→ Supplied data
--*--
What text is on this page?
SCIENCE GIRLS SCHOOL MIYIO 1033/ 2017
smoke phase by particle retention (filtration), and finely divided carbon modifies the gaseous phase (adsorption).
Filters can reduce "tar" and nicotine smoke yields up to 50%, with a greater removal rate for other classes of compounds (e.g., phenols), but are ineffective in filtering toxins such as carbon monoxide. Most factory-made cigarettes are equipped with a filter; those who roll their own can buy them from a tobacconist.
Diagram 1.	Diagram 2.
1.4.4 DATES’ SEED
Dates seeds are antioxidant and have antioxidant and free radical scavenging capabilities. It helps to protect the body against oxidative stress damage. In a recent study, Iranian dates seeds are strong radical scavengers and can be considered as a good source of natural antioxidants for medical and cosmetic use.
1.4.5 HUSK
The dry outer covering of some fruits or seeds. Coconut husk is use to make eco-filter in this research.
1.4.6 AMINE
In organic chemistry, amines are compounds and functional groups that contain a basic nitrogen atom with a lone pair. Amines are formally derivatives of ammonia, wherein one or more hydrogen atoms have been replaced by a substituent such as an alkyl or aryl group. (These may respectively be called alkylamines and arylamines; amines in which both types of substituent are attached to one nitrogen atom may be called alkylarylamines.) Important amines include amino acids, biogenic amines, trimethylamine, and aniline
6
--*--
→ Instructions for the task
From the data, pick out every line that includes "this".

→ Exercise answer
What text is on this page?
The dry outer covering of some fruits or seeds. Coconut husk is use to make eco-filter in this research.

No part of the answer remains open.